[Records contained in a dataset]
┄┄┄┄┄┄┄┄┄┄┄┄┄┄┄┄┄┄┄┄

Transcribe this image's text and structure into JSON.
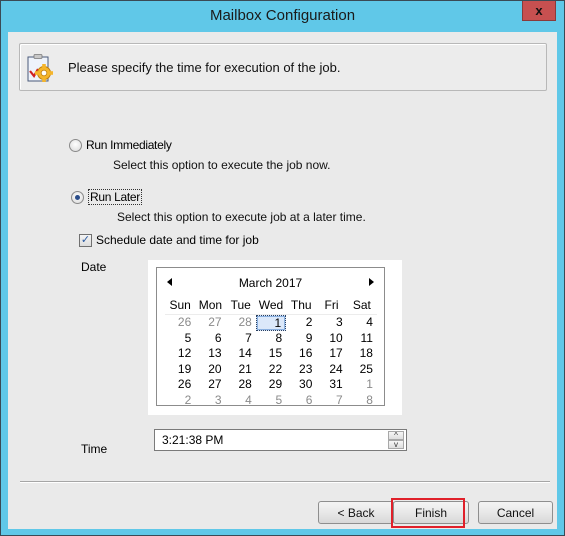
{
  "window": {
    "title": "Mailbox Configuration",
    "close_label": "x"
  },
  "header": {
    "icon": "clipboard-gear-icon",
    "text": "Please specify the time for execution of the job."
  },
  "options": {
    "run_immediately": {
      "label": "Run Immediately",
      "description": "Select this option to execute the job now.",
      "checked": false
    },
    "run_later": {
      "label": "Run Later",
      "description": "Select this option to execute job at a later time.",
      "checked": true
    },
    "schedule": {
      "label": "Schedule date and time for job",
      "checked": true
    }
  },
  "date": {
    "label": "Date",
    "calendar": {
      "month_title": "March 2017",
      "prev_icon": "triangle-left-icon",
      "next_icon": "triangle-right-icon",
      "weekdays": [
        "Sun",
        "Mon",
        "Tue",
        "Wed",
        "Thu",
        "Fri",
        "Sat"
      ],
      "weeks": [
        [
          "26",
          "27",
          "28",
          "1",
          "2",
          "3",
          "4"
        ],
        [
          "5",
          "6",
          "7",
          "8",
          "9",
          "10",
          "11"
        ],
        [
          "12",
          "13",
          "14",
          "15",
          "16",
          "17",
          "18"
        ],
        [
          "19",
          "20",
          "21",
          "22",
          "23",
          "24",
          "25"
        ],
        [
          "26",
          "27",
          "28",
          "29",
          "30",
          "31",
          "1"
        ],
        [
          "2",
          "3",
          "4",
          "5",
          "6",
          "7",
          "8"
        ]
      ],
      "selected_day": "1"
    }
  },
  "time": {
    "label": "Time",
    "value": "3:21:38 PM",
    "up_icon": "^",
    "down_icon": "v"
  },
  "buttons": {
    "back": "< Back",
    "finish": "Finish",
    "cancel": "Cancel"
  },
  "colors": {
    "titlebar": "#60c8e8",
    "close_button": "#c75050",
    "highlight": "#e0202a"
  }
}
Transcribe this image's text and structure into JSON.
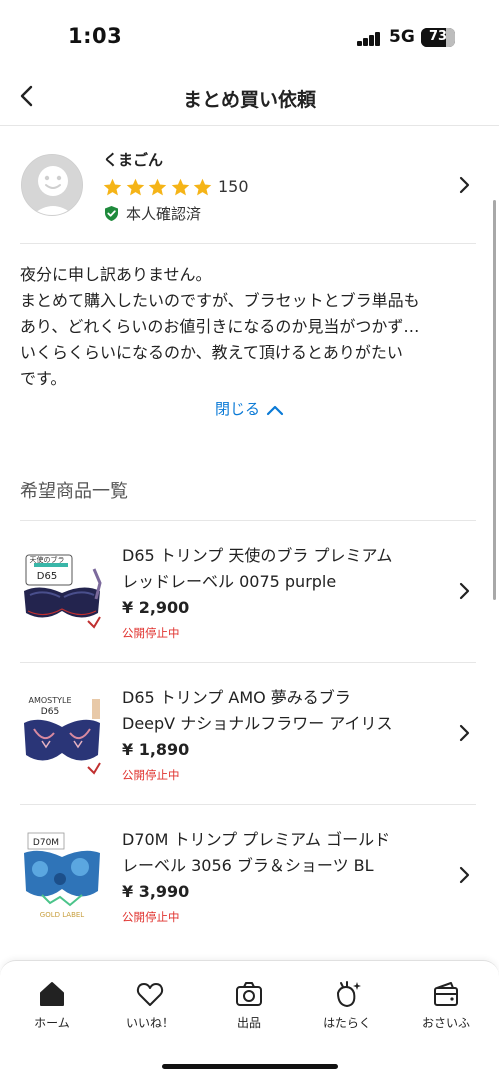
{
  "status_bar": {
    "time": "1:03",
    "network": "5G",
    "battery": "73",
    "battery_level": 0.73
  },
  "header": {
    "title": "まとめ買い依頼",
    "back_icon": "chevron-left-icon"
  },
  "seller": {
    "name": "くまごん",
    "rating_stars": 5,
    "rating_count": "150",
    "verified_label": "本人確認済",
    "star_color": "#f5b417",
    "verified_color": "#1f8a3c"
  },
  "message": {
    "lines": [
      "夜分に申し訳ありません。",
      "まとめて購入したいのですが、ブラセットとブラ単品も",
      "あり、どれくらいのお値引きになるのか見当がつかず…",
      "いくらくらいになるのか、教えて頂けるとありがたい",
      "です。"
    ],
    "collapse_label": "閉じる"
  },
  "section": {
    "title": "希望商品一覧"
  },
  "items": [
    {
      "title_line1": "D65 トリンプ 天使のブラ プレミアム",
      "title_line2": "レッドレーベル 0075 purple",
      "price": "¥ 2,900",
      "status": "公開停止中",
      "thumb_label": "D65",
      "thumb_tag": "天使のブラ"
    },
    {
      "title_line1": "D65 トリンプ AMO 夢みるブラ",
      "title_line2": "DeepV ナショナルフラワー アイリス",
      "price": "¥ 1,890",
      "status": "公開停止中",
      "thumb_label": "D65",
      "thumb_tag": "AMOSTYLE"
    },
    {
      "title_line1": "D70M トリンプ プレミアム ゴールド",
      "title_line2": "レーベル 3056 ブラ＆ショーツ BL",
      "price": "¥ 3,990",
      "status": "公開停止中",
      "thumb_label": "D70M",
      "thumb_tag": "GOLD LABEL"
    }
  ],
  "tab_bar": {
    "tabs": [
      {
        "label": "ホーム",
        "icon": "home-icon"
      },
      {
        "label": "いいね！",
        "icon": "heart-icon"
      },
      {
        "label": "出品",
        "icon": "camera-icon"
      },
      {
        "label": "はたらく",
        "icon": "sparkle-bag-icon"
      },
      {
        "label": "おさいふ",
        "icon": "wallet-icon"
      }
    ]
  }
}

┄┄┄┄┄┄┄┄┄┄┄┄┄┄┄┄┄┄┄┄

Aim of the task = Write out each line of the data exactly; the images should be left out.

Answer in full =
Transcribe this image's text and structure into JSON.
{
  "window": {
    "title": "Mailbox Configuration",
    "close_label": "x"
  },
  "header": {
    "icon": "clipboard-gear-icon",
    "text": "Please specify the time for execution of the job."
  },
  "options": {
    "run_immediately": {
      "label": "Run Immediately",
      "description": "Select this option to execute the job now.",
      "checked": false
    },
    "run_later": {
      "label": "Run Later",
      "description": "Select this option to execute job at a later time.",
      "checked": true
    },
    "schedule": {
      "label": "Schedule date and time for job",
      "checked": true
    }
  },
  "date": {
    "label": "Date",
    "calendar": {
      "month_title": "March 2017",
      "prev_icon": "triangle-left-icon",
      "next_icon": "triangle-right-icon",
      "weekdays": [
        "Sun",
        "Mon",
        "Tue",
        "Wed",
        "Thu",
        "Fri",
        "Sat"
      ],
      "weeks": [
        [
          "26",
          "27",
          "28",
          "1",
          "2",
          "3",
          "4"
        ],
        [
          "5",
          "6",
          "7",
          "8",
          "9",
          "10",
          "11"
        ],
        [
          "12",
          "13",
          "14",
          "15",
          "16",
          "17",
          "18"
        ],
        [
          "19",
          "20",
          "21",
          "22",
          "23",
          "24",
          "25"
        ],
        [
          "26",
          "27",
          "28",
          "29",
          "30",
          "31",
          "1"
        ],
        [
          "2",
          "3",
          "4",
          "5",
          "6",
          "7",
          "8"
        ]
      ],
      "selected_day": "1"
    }
  },
  "time": {
    "label": "Time",
    "value": "3:21:38 PM",
    "up_icon": "^",
    "down_icon": "v"
  },
  "buttons": {
    "back": "< Back",
    "finish": "Finish",
    "cancel": "Cancel"
  },
  "colors": {
    "titlebar": "#60c8e8",
    "close_button": "#c75050",
    "highlight": "#e0202a"
  }
}
Transcribe this image's text and structure into JSON.
{
  "status_bar": {
    "time": "1:03",
    "network": "5G",
    "battery": "73",
    "battery_level": 0.73
  },
  "header": {
    "title": "まとめ買い依頼",
    "back_icon": "chevron-left-icon"
  },
  "seller": {
    "name": "くまごん",
    "rating_stars": 5,
    "rating_count": "150",
    "verified_label": "本人確認済",
    "star_color": "#f5b417",
    "verified_color": "#1f8a3c"
  },
  "message": {
    "lines": [
      "夜分に申し訳ありません。",
      "まとめて購入したいのですが、ブラセットとブラ単品も",
      "あり、どれくらいのお値引きになるのか見当がつかず…",
      "いくらくらいになるのか、教えて頂けるとありがたい",
      "です。"
    ],
    "collapse_label": "閉じる"
  },
  "section": {
    "title": "希望商品一覧"
  },
  "items": [
    {
      "title_line1": "D65 トリンプ 天使のブラ プレミアム",
      "title_line2": "レッドレーベル 0075 purple",
      "price": "¥ 2,900",
      "status": "公開停止中",
      "thumb_label": "D65",
      "thumb_tag": "天使のブラ"
    },
    {
      "title_line1": "D65 トリンプ AMO 夢みるブラ",
      "title_line2": "DeepV ナショナルフラワー アイリス",
      "price": "¥ 1,890",
      "status": "公開停止中",
      "thumb_label": "D65",
      "thumb_tag": "AMOSTYLE"
    },
    {
      "title_line1": "D70M トリンプ プレミアム ゴールド",
      "title_line2": "レーベル 3056 ブラ＆ショーツ BL",
      "price": "¥ 3,990",
      "status": "公開停止中",
      "thumb_label": "D70M",
      "thumb_tag": "GOLD LABEL"
    }
  ],
  "tab_bar": {
    "tabs": [
      {
        "label": "ホーム",
        "icon": "home-icon"
      },
      {
        "label": "いいね！",
        "icon": "heart-icon"
      },
      {
        "label": "出品",
        "icon": "camera-icon"
      },
      {
        "label": "はたらく",
        "icon": "sparkle-bag-icon"
      },
      {
        "label": "おさいふ",
        "icon": "wallet-icon"
      }
    ]
  }
}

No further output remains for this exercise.